### Extracted information
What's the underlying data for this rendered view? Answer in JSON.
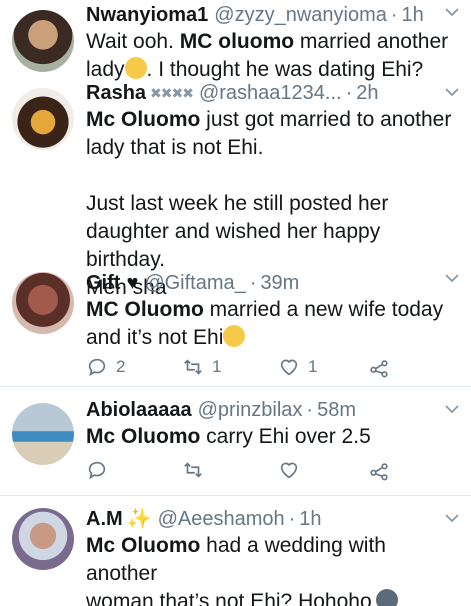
{
  "tweets": [
    {
      "name": "Nwanyioma1",
      "handle": "@zyzy_nwanyioma",
      "time": "1h",
      "line1_prefix": "Wait ooh. ",
      "line1_bold": "MC oluomo",
      "line1_suffix": " married another",
      "line2_prefix": "lady",
      "line2_suffix": ". I thought he was dating Ehi?",
      "emoji": "hand-over-mouth-emoji"
    },
    {
      "name": "Rasha",
      "name_decor": "✖✖✖✖",
      "handle": "@rashaa1234...",
      "time": "2h",
      "line1_bold": "Mc Oluomo",
      "line1_suffix": " just got married to another",
      "line2": "lady that is not Ehi.",
      "line3": "Just last week he still posted her",
      "line4": "daughter and wished her happy birthday.",
      "line5": "Men sha"
    },
    {
      "name": "Gift",
      "name_decor": "♥",
      "handle": "@Giftama_",
      "time": "39m",
      "line1_bold": "MC Oluomo",
      "line1_suffix": " married a new wife today",
      "line2": "and it’s not Ehi",
      "emoji": "face-with-monocle-emoji",
      "reply_count": "2",
      "retweet_count": "1",
      "like_count": "1"
    },
    {
      "name": "Abiolaaaaa",
      "handle": "@prinzbilax",
      "time": "58m",
      "line1_bold": "Mc Oluomo",
      "line1_suffix": " carry Ehi over 2.5"
    },
    {
      "name": "A.M",
      "name_decor": "✨",
      "handle": "@Aeeshamoh",
      "time": "1h",
      "line1_bold": "Mc Oluomo",
      "line1_suffix": " had a wedding with another",
      "line2": "woman that’s not Ehi? Hohoho",
      "emoji": "dark-face-emoji"
    }
  ],
  "dot": "·",
  "colors": {
    "text": "#14171a",
    "secondary": "#657786",
    "divider": "#e1e8ed"
  }
}
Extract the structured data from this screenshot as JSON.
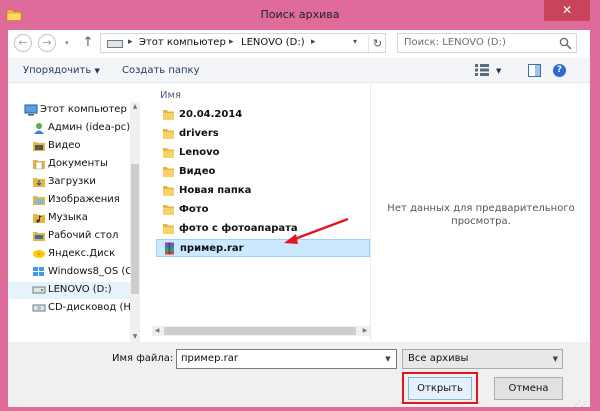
{
  "window": {
    "title": "Поиск архива",
    "close_glyph": "✕"
  },
  "nav": {
    "back_glyph": "←",
    "forward_glyph": "→",
    "dropdown_glyph": "▾",
    "up_glyph": "↑",
    "breadcrumb": [
      "Этот компьютер",
      "LENOVO (D:)"
    ],
    "separator": "▸",
    "refresh_glyph": "↻",
    "search_placeholder": "Поиск: LENOVO (D:)"
  },
  "toolbar": {
    "organize_label": "Упорядочить",
    "organize_caret": "▼",
    "new_folder_label": "Создать папку",
    "view_caret": "▼",
    "help_glyph": "?"
  },
  "sidebar": {
    "items": [
      {
        "label": "Этот компьютер",
        "icon": "computer-icon"
      },
      {
        "label": "Админ (idea-pc)",
        "icon": "user-icon"
      },
      {
        "label": "Видео",
        "icon": "video-folder-icon"
      },
      {
        "label": "Документы",
        "icon": "documents-folder-icon"
      },
      {
        "label": "Загрузки",
        "icon": "downloads-folder-icon"
      },
      {
        "label": "Изображения",
        "icon": "pictures-folder-icon"
      },
      {
        "label": "Музыка",
        "icon": "music-folder-icon"
      },
      {
        "label": "Рабочий стол",
        "icon": "desktop-folder-icon"
      },
      {
        "label": "Яндекс.Диск",
        "icon": "yandex-disk-icon"
      },
      {
        "label": "Windows8_OS (C",
        "icon": "windows-drive-icon"
      },
      {
        "label": "LENOVO (D:)",
        "icon": "drive-icon"
      },
      {
        "label": "CD-дисковод (H",
        "icon": "cd-drive-icon"
      }
    ],
    "selected_index": 10
  },
  "files": {
    "column_name": "Имя",
    "items": [
      {
        "label": "20.04.2014",
        "type": "folder"
      },
      {
        "label": "drivers",
        "type": "folder"
      },
      {
        "label": "Lenovo",
        "type": "folder"
      },
      {
        "label": "Видео",
        "type": "folder"
      },
      {
        "label": "Новая папка",
        "type": "folder"
      },
      {
        "label": "Фото",
        "type": "folder"
      },
      {
        "label": "фото с фотоапарата",
        "type": "folder"
      },
      {
        "label": "пример.rar",
        "type": "rar"
      }
    ],
    "selected_index": 7
  },
  "preview": {
    "message_line1": "Нет данных для предварительного",
    "message_line2": "просмотра."
  },
  "footer": {
    "filename_label": "Имя файла:",
    "filename_value": "пример.rar",
    "filetype_value": "Все архивы",
    "open_label": "Открыть",
    "cancel_label": "Отмена"
  },
  "colors": {
    "frame": "#de6b9a",
    "close": "#c7445b",
    "selection": "#cce8ff",
    "annotation": "#e3161e"
  }
}
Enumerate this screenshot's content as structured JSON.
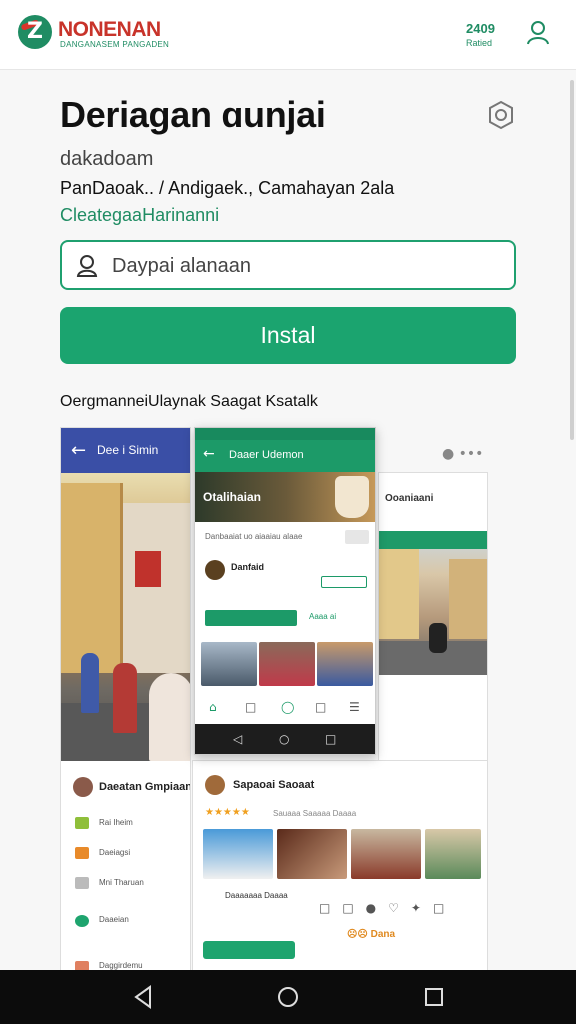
{
  "header": {
    "brand_name": "NONENAN",
    "brand_tagline": "DANGANASEM PANGADEN",
    "count": "2409",
    "count_label": "Ratied"
  },
  "app": {
    "title": "Deriagan ɑunjai",
    "subtitle": "dakadoam",
    "meta": "PanDaoak.. / Andigaek., Camahayan 2ala",
    "category": "CleategaaHarinanni"
  },
  "search": {
    "placeholder": "Daypai alanaan"
  },
  "install": {
    "label": "Instal"
  },
  "screenshots": {
    "section_label": "OergmanneiUlaynak Saagat Ksatalk",
    "shot1": {
      "bar_title": "Dee i Simin",
      "list_header": "Daeatan Gmpiaan",
      "items": [
        "Rai Iheim",
        "Daeiagsi",
        "Mni Tharuan",
        "Daaeian",
        "Daggirdemu"
      ]
    },
    "shot2": {
      "bar_title": "Daaer Udemon",
      "hero_title": "Otalihaian",
      "sub": "Danbaaiat uo aiaaiau alaae",
      "user": "Danfaid",
      "cta_secondary": "Aaaa ai"
    },
    "shot3": {
      "title": "Ooaniaani"
    },
    "shot4": {
      "user": "Sapaoai Saoaat",
      "stars": "★★★★★",
      "rating_text": "Sauaaa Saaaaa Daaaa",
      "caption": "Daaaaaaa Daaaa",
      "reactions": "☹☹ Dana"
    },
    "colors": {
      "accent": "#1ba46f",
      "blue_bar": "#3a4fa6",
      "brand_red": "#c8332a"
    }
  }
}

### Written exercise
From the data above, write out everything exactly except the pictures.

### Task result
What's the underlying data for this rendered view? Answer in JSON.
{
  "tweets": [
    {
      "name": "Nwanyioma1",
      "handle": "@zyzy_nwanyioma",
      "time": "1h",
      "line1_prefix": "Wait ooh. ",
      "line1_bold": "MC oluomo",
      "line1_suffix": " married another",
      "line2_prefix": "lady",
      "line2_suffix": ". I thought he was dating Ehi?",
      "emoji": "hand-over-mouth-emoji"
    },
    {
      "name": "Rasha",
      "name_decor": "✖✖✖✖",
      "handle": "@rashaa1234...",
      "time": "2h",
      "line1_bold": "Mc Oluomo",
      "line1_suffix": " just got married to another",
      "line2": "lady that is not Ehi.",
      "line3": "Just last week he still posted her",
      "line4": "daughter and wished her happy birthday.",
      "line5": "Men sha"
    },
    {
      "name": "Gift",
      "name_decor": "♥",
      "handle": "@Giftama_",
      "time": "39m",
      "line1_bold": "MC Oluomo",
      "line1_suffix": " married a new wife today",
      "line2": "and it’s not Ehi",
      "emoji": "face-with-monocle-emoji",
      "reply_count": "2",
      "retweet_count": "1",
      "like_count": "1"
    },
    {
      "name": "Abiolaaaaa",
      "handle": "@prinzbilax",
      "time": "58m",
      "line1_bold": "Mc Oluomo",
      "line1_suffix": " carry Ehi over 2.5"
    },
    {
      "name": "A.M",
      "name_decor": "✨",
      "handle": "@Aeeshamoh",
      "time": "1h",
      "line1_bold": "Mc Oluomo",
      "line1_suffix": " had a wedding with another",
      "line2": "woman that’s not Ehi? Hohoho",
      "emoji": "dark-face-emoji"
    }
  ],
  "dot": "·",
  "colors": {
    "text": "#14171a",
    "secondary": "#657786",
    "divider": "#e1e8ed"
  }
}
Extract the structured data from this screenshot as JSON.
{
  "window": {
    "title": "Поиск архива",
    "close_glyph": "✕"
  },
  "nav": {
    "back_glyph": "←",
    "forward_glyph": "→",
    "dropdown_glyph": "▾",
    "up_glyph": "↑",
    "breadcrumb": [
      "Этот компьютер",
      "LENOVO (D:)"
    ],
    "separator": "▸",
    "refresh_glyph": "↻",
    "search_placeholder": "Поиск: LENOVO (D:)"
  },
  "toolbar": {
    "organize_label": "Упорядочить",
    "organize_caret": "▼",
    "new_folder_label": "Создать папку",
    "view_caret": "▼",
    "help_glyph": "?"
  },
  "sidebar": {
    "items": [
      {
        "label": "Этот компьютер",
        "icon": "computer-icon"
      },
      {
        "label": "Админ (idea-pc)",
        "icon": "user-icon"
      },
      {
        "label": "Видео",
        "icon": "video-folder-icon"
      },
      {
        "label": "Документы",
        "icon": "documents-folder-icon"
      },
      {
        "label": "Загрузки",
        "icon": "downloads-folder-icon"
      },
      {
        "label": "Изображения",
        "icon": "pictures-folder-icon"
      },
      {
        "label": "Музыка",
        "icon": "music-folder-icon"
      },
      {
        "label": "Рабочий стол",
        "icon": "desktop-folder-icon"
      },
      {
        "label": "Яндекс.Диск",
        "icon": "yandex-disk-icon"
      },
      {
        "label": "Windows8_OS (C",
        "icon": "windows-drive-icon"
      },
      {
        "label": "LENOVO (D:)",
        "icon": "drive-icon"
      },
      {
        "label": "CD-дисковод (H",
        "icon": "cd-drive-icon"
      }
    ],
    "selected_index": 10
  },
  "files": {
    "column_name": "Имя",
    "items": [
      {
        "label": "20.04.2014",
        "type": "folder"
      },
      {
        "label": "drivers",
        "type": "folder"
      },
      {
        "label": "Lenovo",
        "type": "folder"
      },
      {
        "label": "Видео",
        "type": "folder"
      },
      {
        "label": "Новая папка",
        "type": "folder"
      },
      {
        "label": "Фото",
        "type": "folder"
      },
      {
        "label": "фото с фотоапарата",
        "type": "folder"
      },
      {
        "label": "пример.rar",
        "type": "rar"
      }
    ],
    "selected_index": 7
  },
  "preview": {
    "message_line1": "Нет данных для предварительного",
    "message_line2": "просмотра."
  },
  "footer": {
    "filename_label": "Имя файла:",
    "filename_value": "пример.rar",
    "filetype_value": "Все архивы",
    "open_label": "Открыть",
    "cancel_label": "Отмена"
  },
  "colors": {
    "frame": "#de6b9a",
    "close": "#c7445b",
    "selection": "#cce8ff",
    "annotation": "#e3161e"
  }
}
Enumerate this screenshot's content as structured JSON.
{
  "header": {
    "brand_name": "NONENAN",
    "brand_tagline": "DANGANASEM PANGADEN",
    "count": "2409",
    "count_label": "Ratied"
  },
  "app": {
    "title": "Deriagan ɑunjai",
    "subtitle": "dakadoam",
    "meta": "PanDaoak.. / Andigaek., Camahayan 2ala",
    "category": "CleategaaHarinanni"
  },
  "search": {
    "placeholder": "Daypai alanaan"
  },
  "install": {
    "label": "Instal"
  },
  "screenshots": {
    "section_label": "OergmanneiUlaynak Saagat Ksatalk",
    "shot1": {
      "bar_title": "Dee i Simin",
      "list_header": "Daeatan Gmpiaan",
      "items": [
        "Rai Iheim",
        "Daeiagsi",
        "Mni Tharuan",
        "Daaeian",
        "Daggirdemu"
      ]
    },
    "shot2": {
      "bar_title": "Daaer Udemon",
      "hero_title": "Otalihaian",
      "sub": "Danbaaiat uo aiaaiau alaae",
      "user": "Danfaid",
      "cta_secondary": "Aaaa ai"
    },
    "shot3": {
      "title": "Ooaniaani"
    },
    "shot4": {
      "user": "Sapaoai Saoaat",
      "stars": "★★★★★",
      "rating_text": "Sauaaa Saaaaa Daaaa",
      "caption": "Daaaaaaa Daaaa",
      "reactions": "☹☹ Dana"
    },
    "colors": {
      "accent": "#1ba46f",
      "blue_bar": "#3a4fa6",
      "brand_red": "#c8332a"
    }
  }
}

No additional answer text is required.